▸ What you will do
Write out the listing below without alteration, omitting its pictures.

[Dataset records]
::::::::::
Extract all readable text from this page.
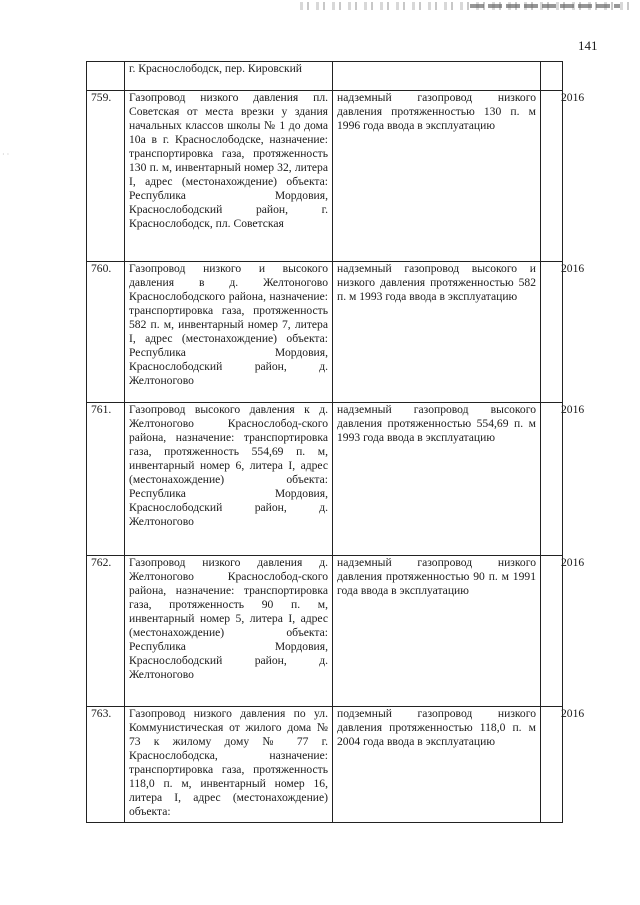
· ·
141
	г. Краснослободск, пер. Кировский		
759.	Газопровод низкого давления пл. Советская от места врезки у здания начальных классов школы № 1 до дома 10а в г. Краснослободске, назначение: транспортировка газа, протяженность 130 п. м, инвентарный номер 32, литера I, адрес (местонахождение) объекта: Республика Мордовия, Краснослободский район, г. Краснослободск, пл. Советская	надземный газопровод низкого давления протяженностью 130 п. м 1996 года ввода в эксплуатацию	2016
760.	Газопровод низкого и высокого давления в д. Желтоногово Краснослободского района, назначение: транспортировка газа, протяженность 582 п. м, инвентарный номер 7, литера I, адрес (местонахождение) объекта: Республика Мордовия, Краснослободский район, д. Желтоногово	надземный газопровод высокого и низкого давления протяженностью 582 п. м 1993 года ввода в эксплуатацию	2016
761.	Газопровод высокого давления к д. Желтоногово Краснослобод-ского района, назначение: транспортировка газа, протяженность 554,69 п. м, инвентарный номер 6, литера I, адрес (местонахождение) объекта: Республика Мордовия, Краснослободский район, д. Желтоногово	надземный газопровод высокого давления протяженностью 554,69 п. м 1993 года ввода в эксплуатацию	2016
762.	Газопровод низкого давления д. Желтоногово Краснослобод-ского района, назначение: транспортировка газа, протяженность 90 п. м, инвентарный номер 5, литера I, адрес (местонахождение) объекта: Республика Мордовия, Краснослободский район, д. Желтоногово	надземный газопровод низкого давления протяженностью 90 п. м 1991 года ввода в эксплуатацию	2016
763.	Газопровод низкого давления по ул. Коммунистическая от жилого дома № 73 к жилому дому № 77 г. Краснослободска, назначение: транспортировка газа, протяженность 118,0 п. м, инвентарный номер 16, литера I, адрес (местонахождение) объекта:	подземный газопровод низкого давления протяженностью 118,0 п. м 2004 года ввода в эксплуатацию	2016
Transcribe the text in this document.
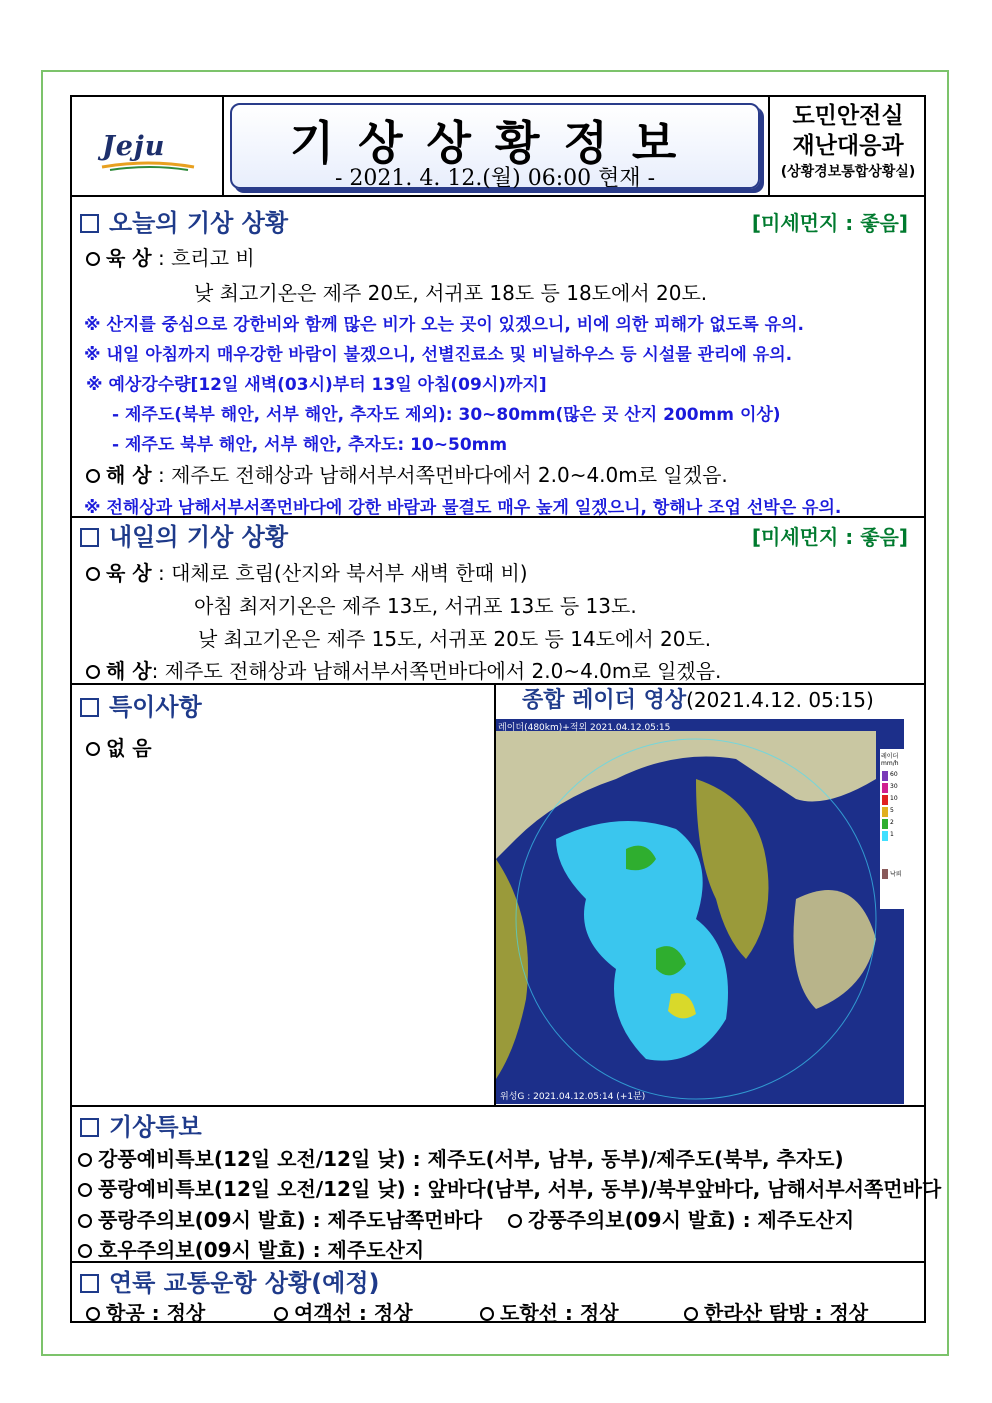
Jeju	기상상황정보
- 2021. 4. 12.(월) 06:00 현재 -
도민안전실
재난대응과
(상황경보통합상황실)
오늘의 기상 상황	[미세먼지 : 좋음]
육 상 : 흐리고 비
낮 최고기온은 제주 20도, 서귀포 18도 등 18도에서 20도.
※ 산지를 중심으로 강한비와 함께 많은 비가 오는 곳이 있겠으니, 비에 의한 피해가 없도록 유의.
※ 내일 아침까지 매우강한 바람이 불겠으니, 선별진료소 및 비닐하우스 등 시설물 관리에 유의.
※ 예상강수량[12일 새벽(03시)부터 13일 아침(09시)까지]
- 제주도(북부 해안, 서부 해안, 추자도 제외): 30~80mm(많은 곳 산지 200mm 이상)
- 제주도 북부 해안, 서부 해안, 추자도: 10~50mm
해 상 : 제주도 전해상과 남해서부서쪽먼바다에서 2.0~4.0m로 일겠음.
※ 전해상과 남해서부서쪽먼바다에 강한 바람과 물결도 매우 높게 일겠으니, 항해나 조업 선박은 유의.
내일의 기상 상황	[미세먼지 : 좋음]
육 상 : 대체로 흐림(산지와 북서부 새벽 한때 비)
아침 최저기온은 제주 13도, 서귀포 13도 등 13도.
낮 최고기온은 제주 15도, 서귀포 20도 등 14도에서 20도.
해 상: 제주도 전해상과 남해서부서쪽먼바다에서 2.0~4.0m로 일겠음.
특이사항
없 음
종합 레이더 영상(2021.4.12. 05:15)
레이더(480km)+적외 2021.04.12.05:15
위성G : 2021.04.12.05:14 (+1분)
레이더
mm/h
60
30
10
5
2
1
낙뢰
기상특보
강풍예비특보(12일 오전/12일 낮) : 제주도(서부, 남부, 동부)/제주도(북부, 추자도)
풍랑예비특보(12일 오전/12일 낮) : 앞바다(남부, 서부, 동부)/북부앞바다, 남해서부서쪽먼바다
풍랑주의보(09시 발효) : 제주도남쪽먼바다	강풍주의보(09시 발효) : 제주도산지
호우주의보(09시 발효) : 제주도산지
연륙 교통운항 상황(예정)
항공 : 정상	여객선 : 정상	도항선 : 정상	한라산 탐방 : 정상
::::::::::
▸ Output for this task
Extract all readable text from this page.
· ·
141
	г. Краснослободск, пер. Кировский		
759.	Газопровод низкого давления пл. Советская от места врезки у здания начальных классов школы № 1 до дома 10а в г. Краснослободске, назначение: транспортировка газа, протяженность 130 п. м, инвентарный номер 32, литера I, адрес (местонахождение) объекта: Республика Мордовия, Краснослободский район, г. Краснослободск, пл. Советская	надземный газопровод низкого давления протяженностью 130 п. м 1996 года ввода в эксплуатацию	2016
760.	Газопровод низкого и высокого давления в д. Желтоногово Краснослободского района, назначение: транспортировка газа, протяженность 582 п. м, инвентарный номер 7, литера I, адрес (местонахождение) объекта: Республика Мордовия, Краснослободский район, д. Желтоногово	надземный газопровод высокого и низкого давления протяженностью 582 п. м 1993 года ввода в эксплуатацию	2016
761.	Газопровод высокого давления к д. Желтоногово Краснослобод-ского района, назначение: транспортировка газа, протяженность 554,69 п. м, инвентарный номер 6, литера I, адрес (местонахождение) объекта: Республика Мордовия, Краснослободский район, д. Желтоногово	надземный газопровод высокого давления протяженностью 554,69 п. м 1993 года ввода в эксплуатацию	2016
762.	Газопровод низкого давления д. Желтоногово Краснослобод-ского района, назначение: транспортировка газа, протяженность 90 п. м, инвентарный номер 5, литера I, адрес (местонахождение) объекта: Республика Мордовия, Краснослободский район, д. Желтоногово	надземный газопровод низкого давления протяженностью 90 п. м 1991 года ввода в эксплуатацию	2016
763.	Газопровод низкого давления по ул. Коммунистическая от жилого дома № 73 к жилому дому № 77 г. Краснослободска, назначение: транспортировка газа, протяженность 118,0 п. м, инвентарный номер 16, литера I, адрес (местонахождение) объекта:	подземный газопровод низкого давления протяженностью 118,0 п. м 2004 года ввода в эксплуатацию	2016
Transcribe the text in this document.
Jeju	기상상황정보
- 2021. 4. 12.(월) 06:00 현재 -
도민안전실
재난대응과
(상황경보통합상황실)
오늘의 기상 상황	[미세먼지 : 좋음]
육 상 : 흐리고 비
낮 최고기온은 제주 20도, 서귀포 18도 등 18도에서 20도.
※ 산지를 중심으로 강한비와 함께 많은 비가 오는 곳이 있겠으니, 비에 의한 피해가 없도록 유의.
※ 내일 아침까지 매우강한 바람이 불겠으니, 선별진료소 및 비닐하우스 등 시설물 관리에 유의.
※ 예상강수량[12일 새벽(03시)부터 13일 아침(09시)까지]
- 제주도(북부 해안, 서부 해안, 추자도 제외): 30~80mm(많은 곳 산지 200mm 이상)
- 제주도 북부 해안, 서부 해안, 추자도: 10~50mm
해 상 : 제주도 전해상과 남해서부서쪽먼바다에서 2.0~4.0m로 일겠음.
※ 전해상과 남해서부서쪽먼바다에 강한 바람과 물결도 매우 높게 일겠으니, 항해나 조업 선박은 유의.
내일의 기상 상황	[미세먼지 : 좋음]
육 상 : 대체로 흐림(산지와 북서부 새벽 한때 비)
아침 최저기온은 제주 13도, 서귀포 13도 등 13도.
낮 최고기온은 제주 15도, 서귀포 20도 등 14도에서 20도.
해 상: 제주도 전해상과 남해서부서쪽먼바다에서 2.0~4.0m로 일겠음.
특이사항
없 음
종합 레이더 영상(2021.4.12. 05:15)
레이더(480km)+적외 2021.04.12.05:15
위성G : 2021.04.12.05:14 (+1분)
레이더
mm/h
60
30
10
5
2
1
낙뢰
기상특보
강풍예비특보(12일 오전/12일 낮) : 제주도(서부, 남부, 동부)/제주도(북부, 추자도)
풍랑예비특보(12일 오전/12일 낮) : 앞바다(남부, 서부, 동부)/북부앞바다, 남해서부서쪽먼바다
풍랑주의보(09시 발효) : 제주도남쪽먼바다	강풍주의보(09시 발효) : 제주도산지
호우주의보(09시 발효) : 제주도산지
연륙 교통운항 상황(예정)
항공 : 정상	여객선 : 정상	도항선 : 정상	한라산 탐방 : 정상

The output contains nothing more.